▶ Instructions for the task:
Please say how many lines in the records below contain the word "filhos". Give only the number.

▶ Input:
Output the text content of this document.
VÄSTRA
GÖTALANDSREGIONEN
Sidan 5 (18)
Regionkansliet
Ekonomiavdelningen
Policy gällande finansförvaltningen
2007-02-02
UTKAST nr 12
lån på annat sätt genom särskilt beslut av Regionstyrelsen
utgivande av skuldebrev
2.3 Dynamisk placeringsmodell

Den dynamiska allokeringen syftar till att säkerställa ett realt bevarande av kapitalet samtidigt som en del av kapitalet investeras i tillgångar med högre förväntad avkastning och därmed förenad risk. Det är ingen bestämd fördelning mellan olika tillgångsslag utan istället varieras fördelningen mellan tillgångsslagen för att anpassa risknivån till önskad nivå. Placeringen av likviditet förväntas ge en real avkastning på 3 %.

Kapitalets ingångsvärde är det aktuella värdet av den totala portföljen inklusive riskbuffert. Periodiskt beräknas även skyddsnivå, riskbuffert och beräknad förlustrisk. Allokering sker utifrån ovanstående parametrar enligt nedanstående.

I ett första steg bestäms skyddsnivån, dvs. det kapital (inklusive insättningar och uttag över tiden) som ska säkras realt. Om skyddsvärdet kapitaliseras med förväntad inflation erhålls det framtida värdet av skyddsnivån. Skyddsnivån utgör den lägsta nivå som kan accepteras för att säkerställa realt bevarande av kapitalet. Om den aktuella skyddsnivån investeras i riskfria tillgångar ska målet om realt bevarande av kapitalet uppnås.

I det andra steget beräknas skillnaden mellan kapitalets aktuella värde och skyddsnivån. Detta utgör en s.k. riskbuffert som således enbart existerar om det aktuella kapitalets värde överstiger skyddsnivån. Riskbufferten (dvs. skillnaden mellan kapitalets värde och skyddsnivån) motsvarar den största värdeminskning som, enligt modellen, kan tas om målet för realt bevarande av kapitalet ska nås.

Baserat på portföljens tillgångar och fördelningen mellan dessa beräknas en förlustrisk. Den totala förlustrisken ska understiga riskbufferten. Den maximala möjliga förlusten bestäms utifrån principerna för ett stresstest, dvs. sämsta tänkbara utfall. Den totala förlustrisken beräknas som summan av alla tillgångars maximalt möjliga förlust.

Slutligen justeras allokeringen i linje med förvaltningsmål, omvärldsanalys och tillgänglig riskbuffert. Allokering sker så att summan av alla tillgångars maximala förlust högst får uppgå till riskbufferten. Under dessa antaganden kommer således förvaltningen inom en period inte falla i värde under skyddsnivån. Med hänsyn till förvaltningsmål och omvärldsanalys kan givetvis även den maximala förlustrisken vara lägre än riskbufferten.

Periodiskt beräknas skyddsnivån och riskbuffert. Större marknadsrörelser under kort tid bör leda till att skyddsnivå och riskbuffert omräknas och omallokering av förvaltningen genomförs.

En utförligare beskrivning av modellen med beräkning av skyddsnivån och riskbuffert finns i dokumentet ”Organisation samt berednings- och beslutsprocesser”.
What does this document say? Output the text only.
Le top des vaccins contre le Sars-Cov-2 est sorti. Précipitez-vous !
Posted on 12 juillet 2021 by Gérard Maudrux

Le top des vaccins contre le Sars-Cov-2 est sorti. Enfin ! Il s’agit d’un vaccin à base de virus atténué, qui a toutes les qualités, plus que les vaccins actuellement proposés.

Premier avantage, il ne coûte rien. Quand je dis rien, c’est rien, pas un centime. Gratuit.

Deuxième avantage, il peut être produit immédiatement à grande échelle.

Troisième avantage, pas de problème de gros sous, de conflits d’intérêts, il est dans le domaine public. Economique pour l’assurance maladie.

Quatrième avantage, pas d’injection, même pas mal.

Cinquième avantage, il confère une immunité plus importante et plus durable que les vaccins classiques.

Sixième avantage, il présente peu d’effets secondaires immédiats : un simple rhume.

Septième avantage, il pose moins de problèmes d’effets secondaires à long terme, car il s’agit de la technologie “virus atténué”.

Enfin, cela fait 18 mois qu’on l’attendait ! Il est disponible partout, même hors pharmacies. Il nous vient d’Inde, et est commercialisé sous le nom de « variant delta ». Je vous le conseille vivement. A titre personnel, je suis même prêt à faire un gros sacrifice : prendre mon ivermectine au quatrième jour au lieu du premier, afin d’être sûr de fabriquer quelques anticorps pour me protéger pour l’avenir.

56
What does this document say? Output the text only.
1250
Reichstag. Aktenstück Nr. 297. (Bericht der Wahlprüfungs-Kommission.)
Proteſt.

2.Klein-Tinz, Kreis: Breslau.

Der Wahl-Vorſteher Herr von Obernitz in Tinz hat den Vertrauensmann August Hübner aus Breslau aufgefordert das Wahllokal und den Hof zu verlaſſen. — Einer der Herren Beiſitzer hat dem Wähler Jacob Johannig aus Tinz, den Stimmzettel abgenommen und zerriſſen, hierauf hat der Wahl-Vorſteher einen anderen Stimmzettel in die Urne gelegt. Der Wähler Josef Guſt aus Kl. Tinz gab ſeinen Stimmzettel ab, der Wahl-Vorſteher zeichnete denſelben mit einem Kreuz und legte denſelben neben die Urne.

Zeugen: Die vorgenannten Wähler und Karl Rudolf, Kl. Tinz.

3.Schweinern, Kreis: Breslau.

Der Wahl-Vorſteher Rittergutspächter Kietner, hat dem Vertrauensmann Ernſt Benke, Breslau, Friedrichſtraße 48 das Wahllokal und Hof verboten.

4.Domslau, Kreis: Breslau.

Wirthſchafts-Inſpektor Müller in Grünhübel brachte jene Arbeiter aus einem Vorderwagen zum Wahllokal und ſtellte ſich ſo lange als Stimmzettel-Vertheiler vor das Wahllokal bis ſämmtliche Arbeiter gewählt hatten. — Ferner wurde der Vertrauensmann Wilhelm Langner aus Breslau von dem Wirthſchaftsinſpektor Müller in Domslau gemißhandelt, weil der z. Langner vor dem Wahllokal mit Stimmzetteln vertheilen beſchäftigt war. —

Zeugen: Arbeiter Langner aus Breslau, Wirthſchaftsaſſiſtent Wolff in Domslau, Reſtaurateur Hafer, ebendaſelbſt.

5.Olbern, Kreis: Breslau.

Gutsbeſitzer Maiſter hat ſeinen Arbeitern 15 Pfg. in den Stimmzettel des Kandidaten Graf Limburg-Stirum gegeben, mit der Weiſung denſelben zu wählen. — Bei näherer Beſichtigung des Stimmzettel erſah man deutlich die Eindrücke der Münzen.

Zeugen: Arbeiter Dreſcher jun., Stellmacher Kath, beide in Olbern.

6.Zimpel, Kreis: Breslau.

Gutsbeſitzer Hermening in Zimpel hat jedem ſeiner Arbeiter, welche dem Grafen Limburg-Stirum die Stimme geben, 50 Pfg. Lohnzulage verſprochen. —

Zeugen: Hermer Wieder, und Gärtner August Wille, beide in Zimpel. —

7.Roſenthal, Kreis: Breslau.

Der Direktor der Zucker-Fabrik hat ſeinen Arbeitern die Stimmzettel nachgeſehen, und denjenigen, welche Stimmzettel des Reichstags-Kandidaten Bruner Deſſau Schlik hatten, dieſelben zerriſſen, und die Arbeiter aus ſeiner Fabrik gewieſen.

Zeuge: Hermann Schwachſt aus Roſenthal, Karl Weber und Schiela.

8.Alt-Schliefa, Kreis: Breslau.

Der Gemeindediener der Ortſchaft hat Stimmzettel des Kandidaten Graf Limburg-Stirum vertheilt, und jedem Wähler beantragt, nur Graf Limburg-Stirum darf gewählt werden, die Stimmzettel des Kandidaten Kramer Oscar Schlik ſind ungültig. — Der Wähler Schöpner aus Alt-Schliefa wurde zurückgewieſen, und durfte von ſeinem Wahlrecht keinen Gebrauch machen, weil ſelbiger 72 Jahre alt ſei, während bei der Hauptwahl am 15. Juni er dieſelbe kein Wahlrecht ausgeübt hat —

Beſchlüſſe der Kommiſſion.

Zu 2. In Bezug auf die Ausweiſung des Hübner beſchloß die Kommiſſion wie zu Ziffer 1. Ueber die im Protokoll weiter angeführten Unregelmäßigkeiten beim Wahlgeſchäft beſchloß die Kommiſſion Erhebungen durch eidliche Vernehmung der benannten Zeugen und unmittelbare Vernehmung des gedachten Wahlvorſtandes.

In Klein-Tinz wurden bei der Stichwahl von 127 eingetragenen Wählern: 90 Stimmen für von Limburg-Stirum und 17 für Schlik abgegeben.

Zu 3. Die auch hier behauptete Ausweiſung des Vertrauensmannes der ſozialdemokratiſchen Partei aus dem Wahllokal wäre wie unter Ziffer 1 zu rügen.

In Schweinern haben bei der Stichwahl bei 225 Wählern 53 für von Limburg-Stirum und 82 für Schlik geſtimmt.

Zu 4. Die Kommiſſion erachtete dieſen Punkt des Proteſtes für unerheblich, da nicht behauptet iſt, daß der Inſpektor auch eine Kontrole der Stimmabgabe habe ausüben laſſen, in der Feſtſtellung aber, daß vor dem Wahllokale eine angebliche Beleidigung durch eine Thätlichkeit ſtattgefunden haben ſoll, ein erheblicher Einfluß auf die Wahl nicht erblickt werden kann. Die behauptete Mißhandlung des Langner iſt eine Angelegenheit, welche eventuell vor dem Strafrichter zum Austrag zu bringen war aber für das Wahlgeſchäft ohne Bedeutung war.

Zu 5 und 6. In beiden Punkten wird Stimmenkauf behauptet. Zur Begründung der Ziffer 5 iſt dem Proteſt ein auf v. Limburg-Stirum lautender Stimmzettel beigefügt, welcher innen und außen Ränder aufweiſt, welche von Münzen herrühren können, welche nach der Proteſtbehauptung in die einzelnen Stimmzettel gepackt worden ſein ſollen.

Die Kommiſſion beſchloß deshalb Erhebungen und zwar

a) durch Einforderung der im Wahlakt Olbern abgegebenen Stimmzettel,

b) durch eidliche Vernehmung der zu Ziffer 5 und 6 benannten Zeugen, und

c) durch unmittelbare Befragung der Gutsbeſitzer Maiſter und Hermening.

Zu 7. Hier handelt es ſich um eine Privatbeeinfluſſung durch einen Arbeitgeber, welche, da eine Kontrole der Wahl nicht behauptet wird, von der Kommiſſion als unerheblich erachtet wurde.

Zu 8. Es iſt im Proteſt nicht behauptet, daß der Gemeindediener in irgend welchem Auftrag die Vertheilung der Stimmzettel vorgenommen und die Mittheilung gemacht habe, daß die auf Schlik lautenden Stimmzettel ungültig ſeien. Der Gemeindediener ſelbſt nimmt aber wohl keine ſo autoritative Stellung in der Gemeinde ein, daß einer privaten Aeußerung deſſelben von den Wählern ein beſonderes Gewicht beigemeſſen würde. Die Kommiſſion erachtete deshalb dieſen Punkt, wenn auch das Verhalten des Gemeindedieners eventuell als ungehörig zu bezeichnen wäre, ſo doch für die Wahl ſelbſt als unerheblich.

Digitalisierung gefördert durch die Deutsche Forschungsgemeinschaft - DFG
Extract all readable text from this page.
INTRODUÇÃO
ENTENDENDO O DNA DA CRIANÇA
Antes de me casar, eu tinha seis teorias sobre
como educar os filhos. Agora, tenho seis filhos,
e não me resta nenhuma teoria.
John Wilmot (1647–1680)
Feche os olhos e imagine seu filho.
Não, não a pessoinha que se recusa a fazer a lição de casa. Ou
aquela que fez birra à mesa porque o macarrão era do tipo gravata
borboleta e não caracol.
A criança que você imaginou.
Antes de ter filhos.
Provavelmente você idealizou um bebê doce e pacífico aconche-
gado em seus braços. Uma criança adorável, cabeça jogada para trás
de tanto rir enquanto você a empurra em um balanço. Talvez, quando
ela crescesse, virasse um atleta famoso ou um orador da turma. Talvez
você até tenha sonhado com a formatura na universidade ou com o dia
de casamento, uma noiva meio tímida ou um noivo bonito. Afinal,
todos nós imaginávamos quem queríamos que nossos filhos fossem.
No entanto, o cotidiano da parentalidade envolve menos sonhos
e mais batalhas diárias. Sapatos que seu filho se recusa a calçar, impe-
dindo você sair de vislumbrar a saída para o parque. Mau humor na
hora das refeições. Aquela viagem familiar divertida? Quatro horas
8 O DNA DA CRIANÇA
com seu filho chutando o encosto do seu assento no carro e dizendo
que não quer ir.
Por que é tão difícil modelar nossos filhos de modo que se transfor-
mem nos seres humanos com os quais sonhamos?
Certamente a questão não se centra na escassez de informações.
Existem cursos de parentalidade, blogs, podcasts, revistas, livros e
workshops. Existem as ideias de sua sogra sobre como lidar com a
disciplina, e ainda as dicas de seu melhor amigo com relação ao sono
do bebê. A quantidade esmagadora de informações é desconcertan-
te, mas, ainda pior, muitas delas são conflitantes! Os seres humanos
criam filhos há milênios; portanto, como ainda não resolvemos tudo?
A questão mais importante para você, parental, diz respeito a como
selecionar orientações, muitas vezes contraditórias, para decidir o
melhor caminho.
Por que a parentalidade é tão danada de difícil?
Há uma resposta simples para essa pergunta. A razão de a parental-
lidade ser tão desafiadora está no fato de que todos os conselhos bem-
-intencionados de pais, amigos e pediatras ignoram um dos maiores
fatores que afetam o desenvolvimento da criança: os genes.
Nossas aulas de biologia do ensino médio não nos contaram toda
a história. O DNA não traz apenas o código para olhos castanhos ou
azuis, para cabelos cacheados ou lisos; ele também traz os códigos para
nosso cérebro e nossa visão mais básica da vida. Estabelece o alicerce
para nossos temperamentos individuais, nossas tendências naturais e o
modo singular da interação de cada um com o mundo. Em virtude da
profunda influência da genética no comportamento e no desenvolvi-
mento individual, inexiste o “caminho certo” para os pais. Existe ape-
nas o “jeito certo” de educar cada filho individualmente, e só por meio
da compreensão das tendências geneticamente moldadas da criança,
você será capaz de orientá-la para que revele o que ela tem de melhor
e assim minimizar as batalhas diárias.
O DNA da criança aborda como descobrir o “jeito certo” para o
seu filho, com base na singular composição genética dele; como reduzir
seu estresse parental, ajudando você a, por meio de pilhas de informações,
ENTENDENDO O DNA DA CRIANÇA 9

▶ The completed task:
5